++++ Exercise material ++++

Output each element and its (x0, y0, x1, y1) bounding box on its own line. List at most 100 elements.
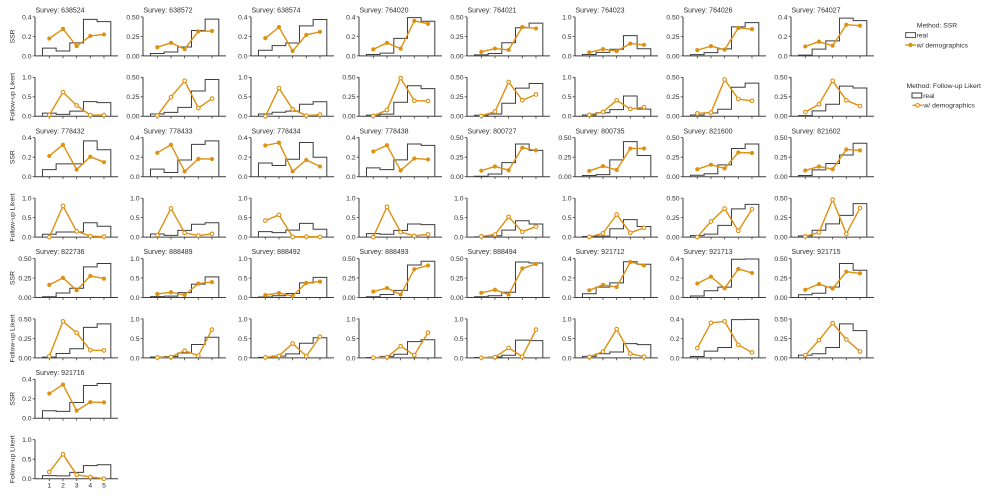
svg-text:0.00: 0.00 (666, 53, 679, 60)
svg-text:5: 5 (102, 483, 106, 490)
svg-text:0.50: 0.50 (558, 135, 571, 142)
svg-text:0.00: 0.00 (450, 53, 463, 60)
svg-text:0.2: 0.2 (670, 336, 680, 343)
svg-text:Survey: 778438: Survey: 778438 (360, 128, 409, 135)
svg-text:Survey: 778433: Survey: 778433 (144, 128, 193, 135)
svg-text:0.25: 0.25 (774, 275, 787, 282)
svg-text:0.00: 0.00 (18, 295, 31, 302)
svg-text:0.5: 0.5 (22, 215, 32, 222)
svg-text:0.25: 0.25 (774, 336, 787, 343)
svg-text:0.0: 0.0 (130, 295, 140, 302)
svg-text:0.0: 0.0 (238, 174, 248, 181)
svg-text:0.0: 0.0 (346, 53, 356, 60)
svg-text:1.0: 1.0 (130, 316, 140, 323)
svg-text:0.50: 0.50 (666, 196, 679, 203)
svg-text:Survey: 764026: Survey: 764026 (684, 8, 733, 15)
svg-text:0.25: 0.25 (666, 155, 679, 162)
svg-text:0.00: 0.00 (666, 174, 679, 181)
svg-text:0.4: 0.4 (346, 135, 356, 142)
svg-text:0.5: 0.5 (238, 336, 248, 343)
svg-text:0.25: 0.25 (342, 94, 355, 101)
svg-text:Follow-up Likert: Follow-up Likert (10, 435, 17, 483)
svg-text:0.0: 0.0 (130, 355, 140, 362)
svg-text:w/ demographics: w/ demographics (922, 103, 975, 110)
svg-text:0.2: 0.2 (238, 155, 248, 162)
svg-text:0.00: 0.00 (342, 114, 355, 121)
svg-text:Survey: 888493: Survey: 888493 (360, 249, 409, 256)
svg-text:0.4: 0.4 (346, 14, 356, 21)
svg-text:0.4: 0.4 (778, 14, 788, 21)
svg-text:0.5: 0.5 (346, 336, 356, 343)
svg-text:Survey: 778434: Survey: 778434 (252, 128, 301, 135)
svg-text:1.0: 1.0 (562, 75, 572, 82)
svg-text:0.00: 0.00 (666, 114, 679, 121)
svg-text:0.5: 0.5 (454, 336, 464, 343)
svg-text:0.0: 0.0 (562, 53, 572, 60)
svg-text:4: 4 (88, 483, 92, 490)
svg-text:1.0: 1.0 (562, 316, 572, 323)
svg-text:0.2: 0.2 (22, 34, 32, 41)
svg-text:0.00: 0.00 (558, 174, 571, 181)
svg-text:0.5: 0.5 (22, 94, 32, 101)
svg-text:0.2: 0.2 (130, 155, 140, 162)
svg-text:0.25: 0.25 (126, 94, 139, 101)
svg-text:0.5: 0.5 (562, 34, 572, 41)
svg-text:1.0: 1.0 (454, 196, 464, 203)
svg-text:0.25: 0.25 (450, 155, 463, 162)
svg-text:1: 1 (47, 483, 51, 490)
svg-text:0.25: 0.25 (18, 336, 31, 343)
svg-text:Survey: 764020: Survey: 764020 (360, 8, 409, 15)
svg-text:Survey: 764027: Survey: 764027 (792, 8, 841, 15)
svg-text:0.00: 0.00 (342, 295, 355, 302)
svg-text:0.50: 0.50 (342, 256, 355, 263)
svg-text:1.0: 1.0 (22, 75, 32, 82)
svg-text:0.00: 0.00 (774, 114, 787, 121)
svg-text:0.50: 0.50 (450, 14, 463, 21)
svg-text:Follow-up Likert: Follow-up Likert (10, 73, 17, 121)
svg-text:0.00: 0.00 (774, 174, 787, 181)
svg-text:0.00: 0.00 (450, 174, 463, 181)
svg-text:0.00: 0.00 (666, 235, 679, 242)
svg-text:1.0: 1.0 (22, 437, 32, 444)
svg-text:0.5: 0.5 (130, 275, 140, 282)
svg-text:0.4: 0.4 (670, 256, 680, 263)
svg-text:Follow-up Likert: Follow-up Likert (10, 194, 17, 242)
svg-text:0.50: 0.50 (450, 256, 463, 263)
svg-text:0.0: 0.0 (238, 355, 248, 362)
svg-text:0.25: 0.25 (774, 94, 787, 101)
svg-text:0.00: 0.00 (774, 295, 787, 302)
svg-text:0.4: 0.4 (22, 135, 32, 142)
svg-text:0.0: 0.0 (22, 235, 32, 242)
svg-text:0.50: 0.50 (774, 316, 787, 323)
svg-text:0.50: 0.50 (774, 135, 787, 142)
svg-text:0.5: 0.5 (130, 215, 140, 222)
svg-text:0.50: 0.50 (666, 135, 679, 142)
svg-text:0.00: 0.00 (18, 355, 31, 362)
svg-text:0.50: 0.50 (666, 14, 679, 21)
svg-text:SSR: SSR (10, 150, 17, 164)
svg-text:0.50: 0.50 (18, 316, 31, 323)
svg-text:0.50: 0.50 (126, 75, 139, 82)
svg-text:0.5: 0.5 (130, 336, 140, 343)
svg-text:0.4: 0.4 (130, 135, 140, 142)
svg-text:0.00: 0.00 (774, 355, 787, 362)
svg-text:Survey: 921715: Survey: 921715 (792, 249, 841, 256)
svg-text:0.25: 0.25 (666, 215, 679, 222)
svg-text:0.0: 0.0 (562, 235, 572, 242)
svg-text:Survey: 921716: Survey: 921716 (36, 370, 85, 377)
svg-text:0.0: 0.0 (346, 235, 356, 242)
svg-text:Method: Follow-up Likert: Method: Follow-up Likert (906, 83, 981, 90)
svg-text:0.25: 0.25 (450, 275, 463, 282)
svg-text:Follow-up Likert: Follow-up Likert (10, 314, 17, 362)
svg-text:Survey: 800727: Survey: 800727 (468, 128, 517, 135)
svg-text:0.5: 0.5 (238, 215, 248, 222)
svg-text:0.4: 0.4 (238, 135, 248, 142)
svg-text:0.0: 0.0 (22, 114, 32, 121)
svg-text:Survey: 822736: Survey: 822736 (36, 249, 85, 256)
svg-text:0.5: 0.5 (562, 215, 572, 222)
svg-text:SSR: SSR (10, 271, 17, 285)
svg-text:0.25: 0.25 (666, 94, 679, 101)
svg-text:1.0: 1.0 (238, 316, 248, 323)
svg-text:0.00: 0.00 (126, 53, 139, 60)
svg-text:0.0: 0.0 (238, 235, 248, 242)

++++

# [Direction]
Convert every line of the material above into a Markdown table with columns No. and Text, numbering the rows and skipping blank lines. Omit the pictures.

# [Task response]
| No. | Text |
|---|---|
| 1 | Output each element and its (x0, y0, x1, y1) bounding box on its own line. List at most 100 elements. |
| 2 | svg-text:0.00: 0.00 (666, 53, 679, 60) |
| 3 | svg-text:5: 5 (102, 483, 106, 490) |
| 4 | svg-text:0.50: 0.50 (558, 135, 571, 142) |
| 5 | svg-text:0.00: 0.00 (450, 53, 463, 60) |
| 6 | svg-text:0.2: 0.2 (670, 336, 680, 343) |
| 7 | svg-text:Survey: 778438: Survey: 778438 (360, 128, 409, 135) |
| 8 | svg-text:Survey: 778433: Survey: 778433 (144, 128, 193, 135) |
| 9 | svg-text:0.25: 0.25 (774, 275, 787, 282) |
| 10 | svg-text:0.00: 0.00 (18, 295, 31, 302) |
| 11 | svg-text:0.5: 0.5 (22, 215, 32, 222) |
| 12 | svg-text:0.25: 0.25 (774, 336, 787, 343) |
| 13 | svg-text:0.0: 0.0 (130, 295, 140, 302) |
| 14 | svg-text:0.0: 0.0 (238, 174, 248, 181) |
| 15 | svg-text:0.0: 0.0 (346, 53, 356, 60) |
| 16 | svg-text:1.0: 1.0 (130, 316, 140, 323) |
| 17 | svg-text:0.50: 0.50 (666, 196, 679, 203) |
| 18 | svg-text:Survey: 764026: Survey: 764026 (684, 8, 733, 15) |
| 19 | svg-text:0.25: 0.25 (666, 155, 679, 162) |
| 20 | svg-text:0.00: 0.00 (666, 174, 679, 181) |
| 21 | svg-text:0.4: 0.4 (346, 135, 356, 142) |
| 22 | svg-text:0.5: 0.5 (238, 336, 248, 343) |
| 23 | svg-text:0.25: 0.25 (342, 94, 355, 101) |
| 24 | svg-text:Follow-up Likert: Follow-up Likert (10, 435, 17, 483) |
| 25 | svg-text:0.0: 0.0 (130, 355, 140, 362) |
| 26 | svg-text:w/ demographics: w/ demographics (922, 103, 975, 110) |
| 27 | svg-text:0.2: 0.2 (238, 155, 248, 162) |
| 28 | svg-text:0.00: 0.00 (342, 114, 355, 121) |
| 29 | svg-text:Survey: 888493: Survey: 888493 (360, 249, 409, 256) |
| 30 | svg-text:0.4: 0.4 (346, 14, 356, 21) |
| 31 | svg-text:0.4: 0.4 (778, 14, 788, 21) |
| 32 | svg-text:0.5: 0.5 (346, 336, 356, 343) |
| 33 | svg-text:Survey: 778434: Survey: 778434 (252, 128, 301, 135) |
| 34 | svg-text:1.0: 1.0 (562, 75, 572, 82) |
| 35 | svg-text:0.00: 0.00 (666, 114, 679, 121) |
| 36 | svg-text:0.5: 0.5 (454, 336, 464, 343) |
| 37 | svg-text:0.0: 0.0 (562, 53, 572, 60) |
| 38 | svg-text:4: 4 (88, 483, 92, 490) |
| 39 | svg-text:1.0: 1.0 (562, 316, 572, 323) |
| 40 | svg-text:0.2: 0.2 (22, 34, 32, 41) |
| 41 | svg-text:0.00: 0.00 (558, 174, 571, 181) |
| 42 | svg-text:0.5: 0.5 (22, 94, 32, 101) |
| 43 | svg-text:0.2: 0.2 (130, 155, 140, 162) |
| 44 | svg-text:0.25: 0.25 (126, 94, 139, 101) |
| 45 | svg-text:0.5: 0.5 (562, 34, 572, 41) |
| 46 | svg-text:1.0: 1.0 (454, 196, 464, 203) |
| 47 | svg-text:0.25: 0.25 (450, 155, 463, 162) |
| 48 | svg-text:1: 1 (47, 483, 51, 490) |
| 49 | svg-text:0.25: 0.25 (18, 336, 31, 343) |
| 50 | svg-text:Survey: 764020: Survey: 764020 (360, 8, 409, 15) |
| 51 | svg-text:Survey: 764027: Survey: 764027 (792, 8, 841, 15) |
| 52 | svg-text:0.00: 0.00 (342, 295, 355, 302) |
| 53 | svg-text:0.50: 0.50 (342, 256, 355, 263) |
| 54 | svg-text:1.0: 1.0 (22, 75, 32, 82) |
| 55 | svg-text:0.00: 0.00 (774, 114, 787, 121) |
| 56 | svg-text:0.50: 0.50 (450, 14, 463, 21) |
| 57 | svg-text:Follow-up Likert: Follow-up Likert (10, 73, 17, 121) |
| 58 | svg-text:0.00: 0.00 (774, 174, 787, 181) |
| 59 | svg-text:0.00: 0.00 (450, 174, 463, 181) |
| 60 | svg-text:0.00: 0.00 (666, 235, 679, 242) |
| 61 | svg-text:1.0: 1.0 (22, 437, 32, 444) |
| 62 | svg-text:0.5: 0.5 (130, 275, 140, 282) |
| 63 | svg-text:0.4: 0.4 (670, 256, 680, 263) |
| 64 | svg-text:Follow-up Likert: Follow-up Likert (10, 194, 17, 242) |
| 65 | svg-text:0.50: 0.50 (450, 256, 463, 263) |
| 66 | svg-text:0.0: 0.0 (238, 355, 248, 362) |
| 67 | svg-text:0.25: 0.25 (774, 94, 787, 101) |
| 68 | svg-text:0.00: 0.00 (774, 295, 787, 302) |
| 69 | svg-text:0.4: 0.4 (22, 135, 32, 142) |
| 70 | svg-text:0.0: 0.0 (22, 235, 32, 242) |
| 71 | svg-text:0.50: 0.50 (774, 316, 787, 323) |
| 72 | svg-text:0.50: 0.50 (774, 135, 787, 142) |
| 73 | svg-text:0.5: 0.5 (130, 215, 140, 222) |
| 74 | svg-text:0.50: 0.50 (666, 135, 679, 142) |
| 75 | svg-text:0.00: 0.00 (18, 355, 31, 362) |
| 76 | svg-text:0.50: 0.50 (666, 14, 679, 21) |
| 77 | svg-text:SSR: SSR (10, 150, 17, 164) |
| 78 | svg-text:0.50: 0.50 (18, 316, 31, 323) |
| 79 | svg-text:0.50: 0.50 (126, 75, 139, 82) |
| 80 | svg-text:0.5: 0.5 (130, 336, 140, 343) |
| 81 | svg-text:0.4: 0.4 (130, 135, 140, 142) |
| 82 | svg-text:0.00: 0.00 (774, 355, 787, 362) |
| 83 | svg-text:Survey: 921715: Survey: 921715 (792, 249, 841, 256) |
| 84 | svg-text:0.25: 0.25 (666, 215, 679, 222) |
| 85 | svg-text:0.0: 0.0 (562, 235, 572, 242) |
| 86 | svg-text:Survey: 921716: Survey: 921716 (36, 370, 85, 377) |
| 87 | svg-text:0.0: 0.0 (346, 235, 356, 242) |
| 88 | svg-text:Method: Follow-up Likert: Method: Follow-up Likert (906, 83, 981, 90) |
| 89 | svg-text:0.25: 0.25 (450, 275, 463, 282) |
| 90 | svg-text:Follow-up Likert: Follow-up Likert (10, 314, 17, 362) |
| 91 | svg-text:Survey: 800727: Survey: 800727 (468, 128, 517, 135) |
| 92 | svg-text:0.5: 0.5 (238, 215, 248, 222) |
| 93 | svg-text:0.4: 0.4 (238, 135, 248, 142) |
| 94 | svg-text:0.0: 0.0 (22, 114, 32, 121) |
| 95 | svg-text:Survey: 822736: Survey: 822736 (36, 249, 85, 256) |
| 96 | svg-text:0.5: 0.5 (562, 215, 572, 222) |
| 97 | svg-text:SSR: SSR (10, 271, 17, 285) |
| 98 | svg-text:0.25: 0.25 (666, 94, 679, 101) |
| 99 | svg-text:1.0: 1.0 (238, 316, 248, 323) |
| 100 | svg-text:0.00: 0.00 (126, 53, 139, 60) |
| 101 | svg-text:0.0: 0.0 (238, 235, 248, 242) |